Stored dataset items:

*-*-*

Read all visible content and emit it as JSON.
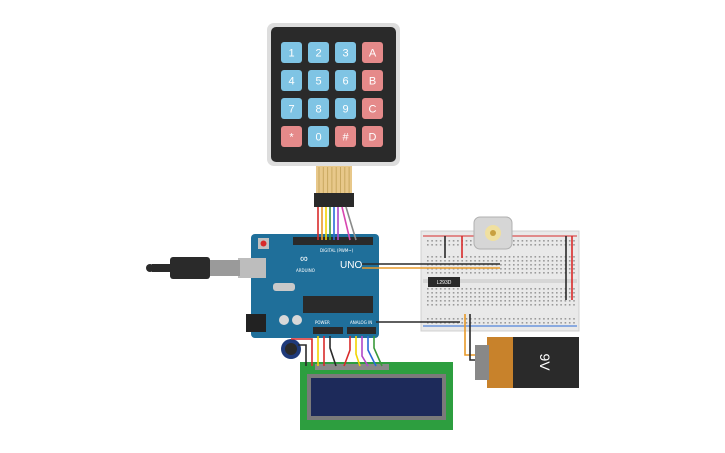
{
  "keypad": {
    "rows": [
      [
        "1",
        "2",
        "3",
        "A"
      ],
      [
        "4",
        "5",
        "6",
        "B"
      ],
      [
        "7",
        "8",
        "9",
        "C"
      ],
      [
        "*",
        "0",
        "#",
        "D"
      ]
    ],
    "colors": {
      "number": "#7fc4e4",
      "letter": "#e58a8a",
      "body": "#2a2a2a",
      "frame": "#dddddd"
    }
  },
  "arduino": {
    "brand": "UNO",
    "logo_text": "ARDUINO",
    "header_text": "DIGITAL (PWM~)",
    "power_text": "POWER",
    "analog_text": "ANALOG IN",
    "color": "#1f6f9a"
  },
  "breadboard": {
    "chip_label": "L293D",
    "color": "#e9e9e9"
  },
  "battery": {
    "label": "9V",
    "body_color": "#2a2a2a",
    "cap_color": "#c8822b"
  },
  "lcd": {
    "board_color": "#2d9e3f",
    "screen_color": "#1d2a5a"
  },
  "wire_colors": [
    "#f2d400",
    "#3a9a3a",
    "#b046c8",
    "#d82a2a",
    "#2a2a2a",
    "#e89a2a",
    "#5a5a5a"
  ]
}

*-*-*

■ **What is asked**
Will you restate every entry word for word and omit the images?

■ **Response to this exercise**
Read all visible content and emit it as JSON.
{
  "keypad": {
    "rows": [
      [
        "1",
        "2",
        "3",
        "A"
      ],
      [
        "4",
        "5",
        "6",
        "B"
      ],
      [
        "7",
        "8",
        "9",
        "C"
      ],
      [
        "*",
        "0",
        "#",
        "D"
      ]
    ],
    "colors": {
      "number": "#7fc4e4",
      "letter": "#e58a8a",
      "body": "#2a2a2a",
      "frame": "#dddddd"
    }
  },
  "arduino": {
    "brand": "UNO",
    "logo_text": "ARDUINO",
    "header_text": "DIGITAL (PWM~)",
    "power_text": "POWER",
    "analog_text": "ANALOG IN",
    "color": "#1f6f9a"
  },
  "breadboard": {
    "chip_label": "L293D",
    "color": "#e9e9e9"
  },
  "battery": {
    "label": "9V",
    "body_color": "#2a2a2a",
    "cap_color": "#c8822b"
  },
  "lcd": {
    "board_color": "#2d9e3f",
    "screen_color": "#1d2a5a"
  },
  "wire_colors": [
    "#f2d400",
    "#3a9a3a",
    "#b046c8",
    "#d82a2a",
    "#2a2a2a",
    "#e89a2a",
    "#5a5a5a"
  ]
}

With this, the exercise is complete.